Carry none of the pictures over; write out the complete data exactly.

- - - - -

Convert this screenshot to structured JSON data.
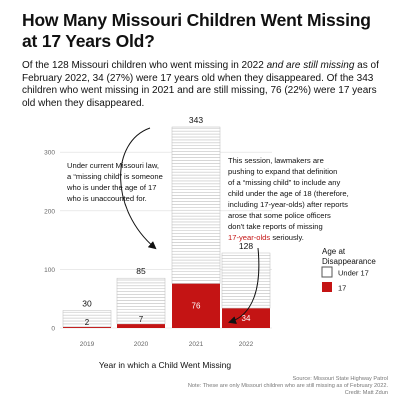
{
  "title": "How Many Missouri Children Went Missing at 17 Years Old?",
  "intro": {
    "part1": "Of the 128 Missouri children who went missing in 2022 ",
    "italic": "and are still missing",
    "part2": " as of February 2022, 34 (27%) were 17 years old when they disappeared. Of the 343 children who went missing in 2021 and are still missing, 76 (22%) were 17 years old when they disappeared."
  },
  "annotations": {
    "left": [
      "Under current Missouri law,",
      "a “missing child” is someone",
      "who is under the age of 17",
      "who is unaccounted for."
    ],
    "right": [
      "This session, lawmakers are",
      "pushing to expand that definition",
      "of a “missing child” to include any",
      "child under the age of 18 (therefore,",
      "including 17-year-olds) after reports",
      "arose that some police officers",
      "don't take reports of missing"
    ],
    "right_highlight": "17-year-olds",
    "right_end": " seriously."
  },
  "legend": {
    "title_line1": "Age at",
    "title_line2": "Disappearance",
    "items": [
      "Under 17",
      "17"
    ]
  },
  "colors": {
    "seventeen": "#c41414",
    "under17_fill": "#ffffff",
    "under17_stroke": "#bdbdbd",
    "highlight_text": "#c41414",
    "axis_text": "#666666",
    "grid": "#dddddd"
  },
  "chart_data": {
    "type": "bar",
    "stacked": true,
    "categories": [
      "2019",
      "2020",
      "2021",
      "2022"
    ],
    "series": [
      {
        "name": "Under 17",
        "values": [
          28,
          78,
          267,
          94
        ]
      },
      {
        "name": "17",
        "values": [
          2,
          7,
          76,
          34
        ]
      }
    ],
    "totals": [
      30,
      85,
      343,
      128
    ],
    "xlabel": "Year in which a Child Went Missing",
    "ylabel": "",
    "ylim": [
      0,
      343
    ],
    "yticks": [
      0,
      100,
      200,
      300
    ],
    "grid": true
  },
  "source": {
    "line1": "Source: Missouri State Highway Patrol",
    "line2": "Note: These are only Missouri children who are still missing as of February 2022.",
    "line3": "Credit: Matt Zdun"
  }
}
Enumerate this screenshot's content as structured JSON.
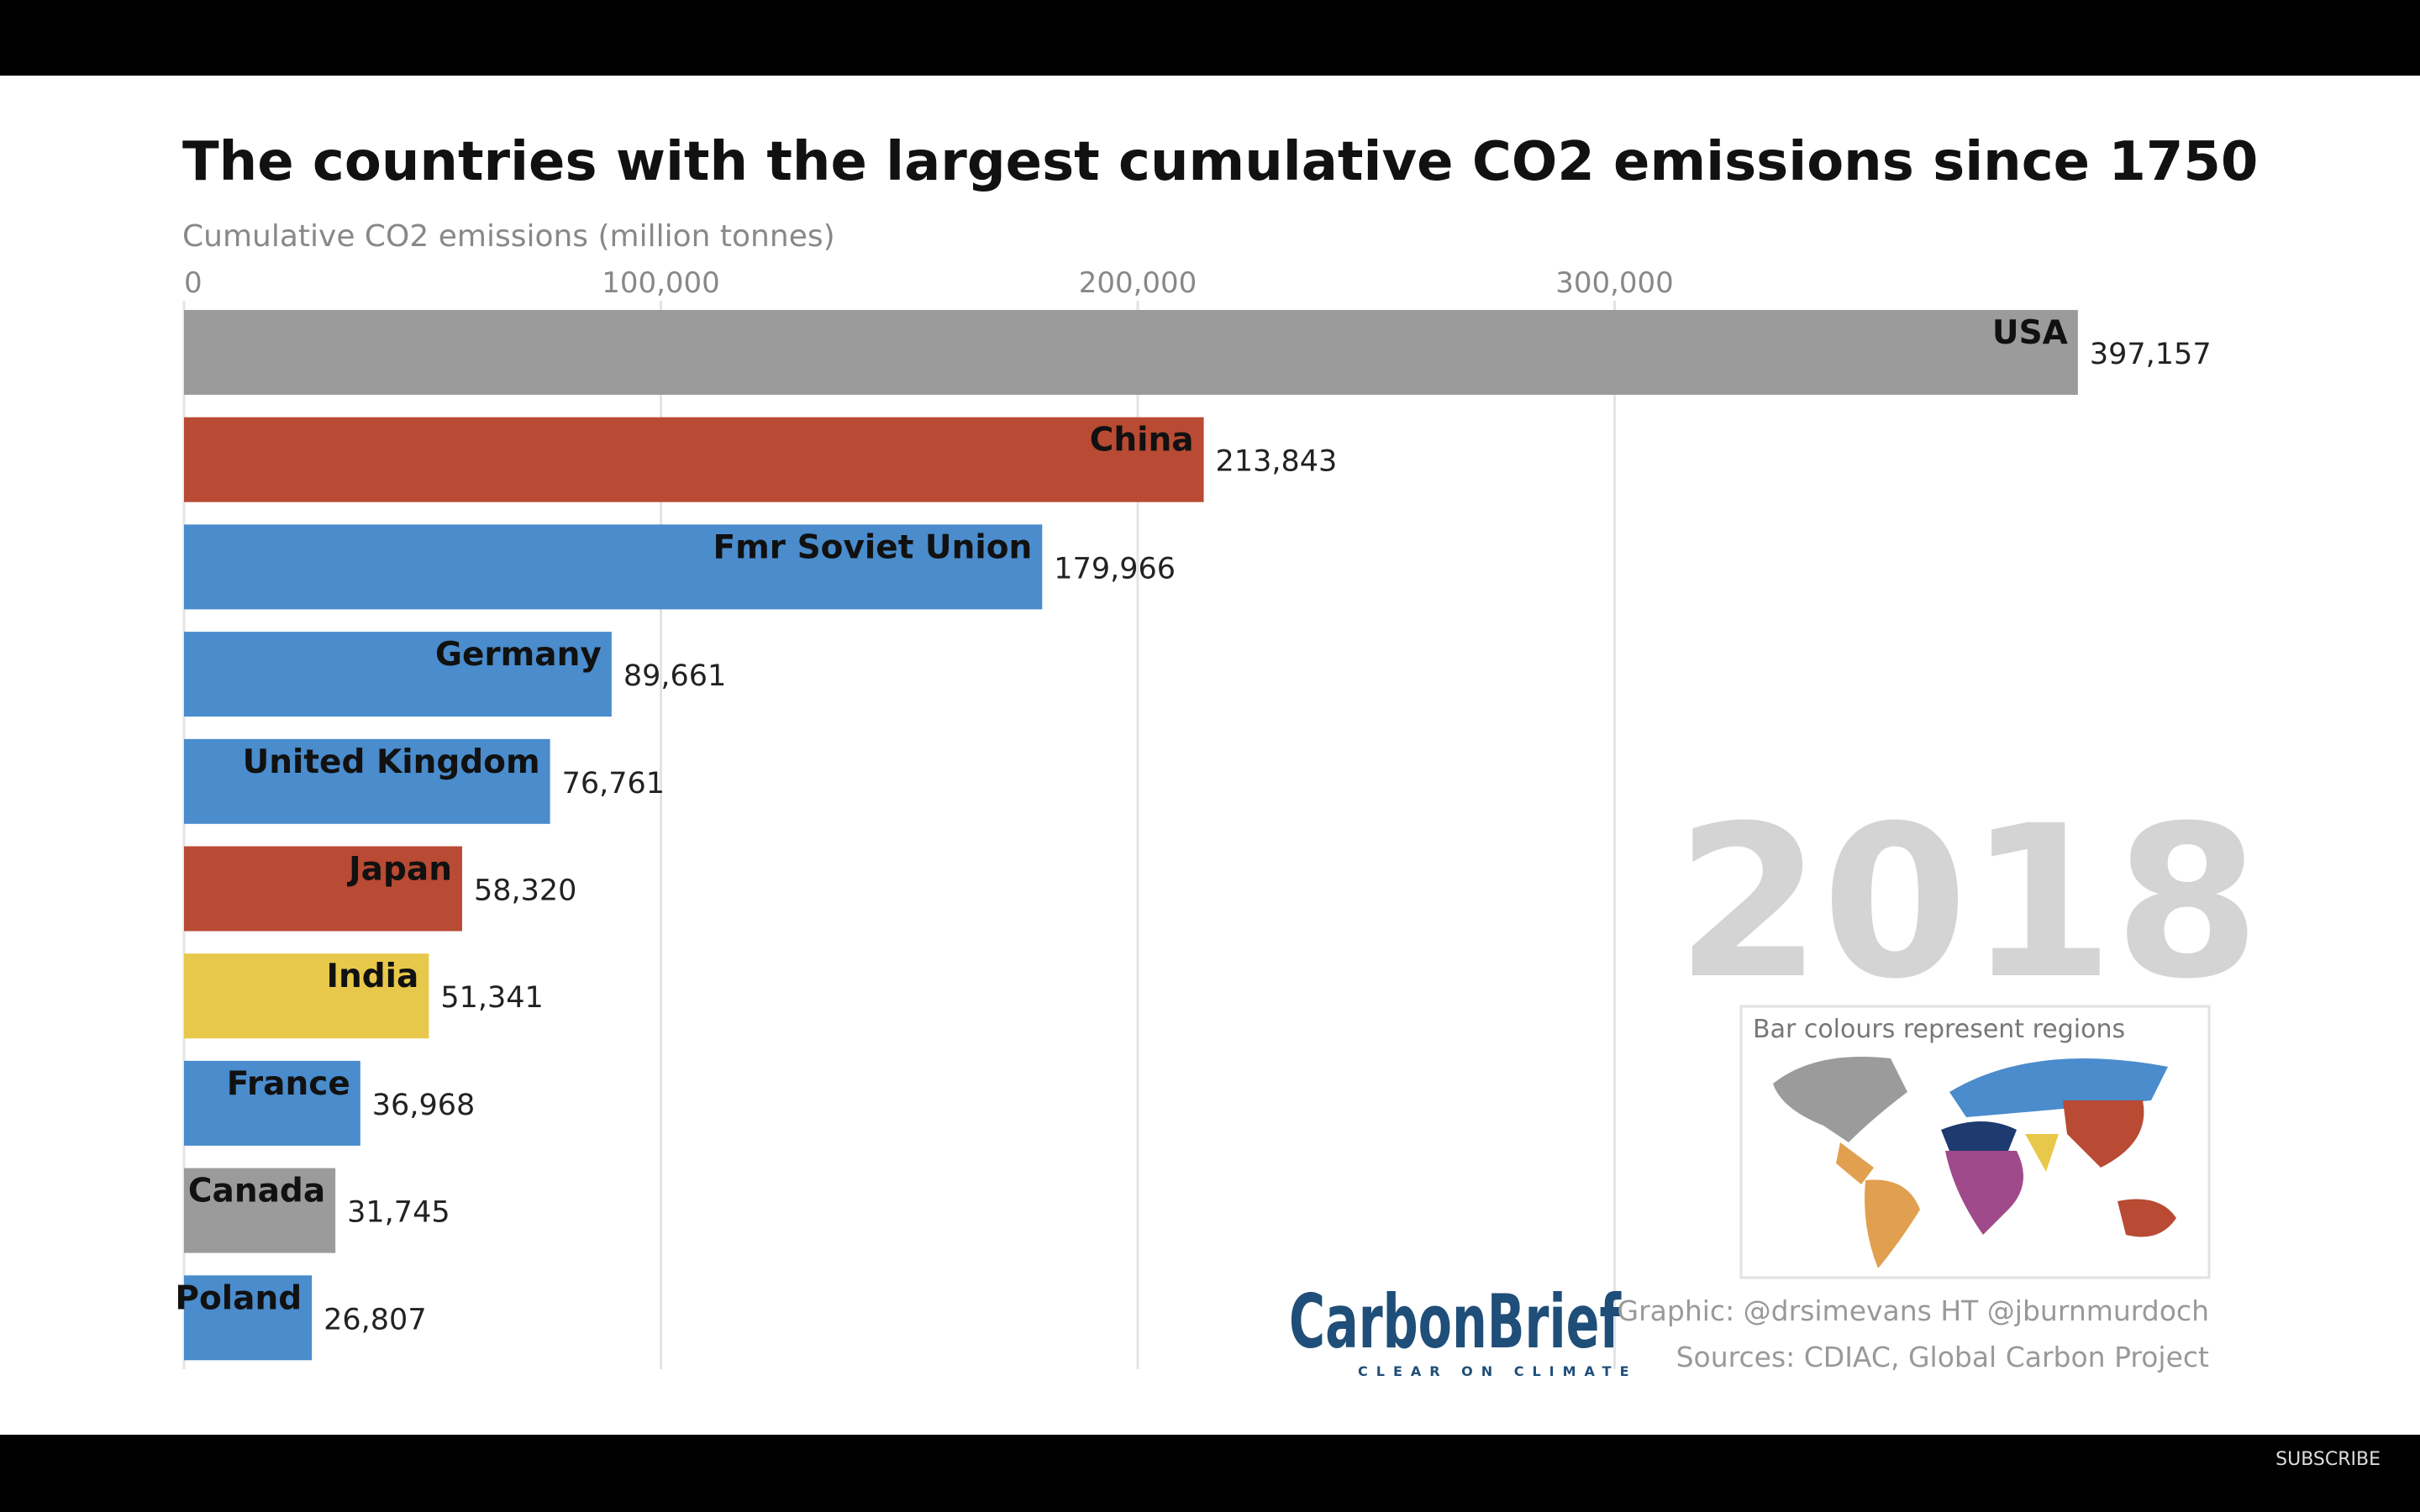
{
  "chart_data": {
    "type": "hbar",
    "title": "The countries with the largest cumulative CO2 emissions since 1750",
    "x_label": "Cumulative CO2 emissions (million tonnes)",
    "categories": [
      "USA",
      "China",
      "Fmr Soviet Union",
      "Germany",
      "United Kingdom",
      "Japan",
      "India",
      "France",
      "Canada",
      "Poland"
    ],
    "values": [
      397157,
      213843,
      179966,
      89661,
      76761,
      58320,
      51341,
      36968,
      31745,
      26807
    ],
    "value_labels": [
      "397,157",
      "213,843",
      "179,966",
      "89,661",
      "76,761",
      "58,320",
      "51,341",
      "36,968",
      "31,745",
      "26,807"
    ],
    "colors": [
      "#9b9b9b",
      "#b94a33",
      "#4a8ccc",
      "#4a8ccc",
      "#4a8ccc",
      "#b94a33",
      "#e8c84a",
      "#4a8ccc",
      "#9b9b9b",
      "#4a8ccc"
    ],
    "xlim": [
      0,
      400000
    ],
    "xticks": [
      0,
      {
        "value": 100000,
        "label": "100,000"
      },
      {
        "value": 200000,
        "label": "200,000"
      },
      {
        "value": 300000,
        "label": "300,000"
      }
    ],
    "grid": true,
    "year": "2018",
    "legend_note": "Bar colours represent regions",
    "brand": "CarbonBrief",
    "tagline": "CLEAR ON CLIMATE",
    "credit": "Graphic: @drsimevans HT @jburnmurdoch",
    "sources": "Sources: CDIAC, Global Carbon Project"
  },
  "subscribe_button": "SUBSCRIBE"
}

- - - - -

= Right answer =
Convert this screenshot to structured JSON data.
{
  "title": "How Many Missouri Children Went Missing at 17 Years Old?",
  "intro": {
    "part1": "Of the 128 Missouri children who went missing in 2022 ",
    "italic": "and are still missing",
    "part2": " as of February 2022, 34 (27%) were 17 years old when they disappeared. Of the 343 children who went missing in 2021 and are still missing, 76 (22%) were 17 years old when they disappeared."
  },
  "annotations": {
    "left": [
      "Under current Missouri law,",
      "a “missing child” is someone",
      "who is under the age of 17",
      "who is unaccounted for."
    ],
    "right": [
      "This session, lawmakers are",
      "pushing to expand that definition",
      "of a “missing child” to include any",
      "child under the age of 18 (therefore,",
      "including 17-year-olds) after reports",
      "arose that some police officers",
      "don't take reports of missing"
    ],
    "right_highlight": "17-year-olds",
    "right_end": " seriously."
  },
  "legend": {
    "title_line1": "Age at",
    "title_line2": "Disappearance",
    "items": [
      "Under 17",
      "17"
    ]
  },
  "colors": {
    "seventeen": "#c41414",
    "under17_fill": "#ffffff",
    "under17_stroke": "#bdbdbd",
    "highlight_text": "#c41414",
    "axis_text": "#666666",
    "grid": "#dddddd"
  },
  "chart_data": {
    "type": "bar",
    "stacked": true,
    "categories": [
      "2019",
      "2020",
      "2021",
      "2022"
    ],
    "series": [
      {
        "name": "Under 17",
        "values": [
          28,
          78,
          267,
          94
        ]
      },
      {
        "name": "17",
        "values": [
          2,
          7,
          76,
          34
        ]
      }
    ],
    "totals": [
      30,
      85,
      343,
      128
    ],
    "xlabel": "Year in which a Child Went Missing",
    "ylabel": "",
    "ylim": [
      0,
      343
    ],
    "yticks": [
      0,
      100,
      200,
      300
    ],
    "grid": true
  },
  "source": {
    "line1": "Source: Missouri State Highway Patrol",
    "line2": "Note: These are only Missouri children who are still missing as of February 2022.",
    "line3": "Credit: Matt Zdun"
  }
}
Enumerate this screenshot's content as structured JSON.
{
  "chart_data": {
    "type": "hbar",
    "title": "The countries with the largest cumulative CO2 emissions since 1750",
    "x_label": "Cumulative CO2 emissions (million tonnes)",
    "categories": [
      "USA",
      "China",
      "Fmr Soviet Union",
      "Germany",
      "United Kingdom",
      "Japan",
      "India",
      "France",
      "Canada",
      "Poland"
    ],
    "values": [
      397157,
      213843,
      179966,
      89661,
      76761,
      58320,
      51341,
      36968,
      31745,
      26807
    ],
    "value_labels": [
      "397,157",
      "213,843",
      "179,966",
      "89,661",
      "76,761",
      "58,320",
      "51,341",
      "36,968",
      "31,745",
      "26,807"
    ],
    "colors": [
      "#9b9b9b",
      "#b94a33",
      "#4a8ccc",
      "#4a8ccc",
      "#4a8ccc",
      "#b94a33",
      "#e8c84a",
      "#4a8ccc",
      "#9b9b9b",
      "#4a8ccc"
    ],
    "xlim": [
      0,
      400000
    ],
    "xticks": [
      0,
      {
        "value": 100000,
        "label": "100,000"
      },
      {
        "value": 200000,
        "label": "200,000"
      },
      {
        "value": 300000,
        "label": "300,000"
      }
    ],
    "grid": true,
    "year": "2018",
    "legend_note": "Bar colours represent regions",
    "brand": "CarbonBrief",
    "tagline": "CLEAR ON CLIMATE",
    "credit": "Graphic: @drsimevans HT @jburnmurdoch",
    "sources": "Sources: CDIAC, Global Carbon Project"
  },
  "subscribe_button": "SUBSCRIBE"
}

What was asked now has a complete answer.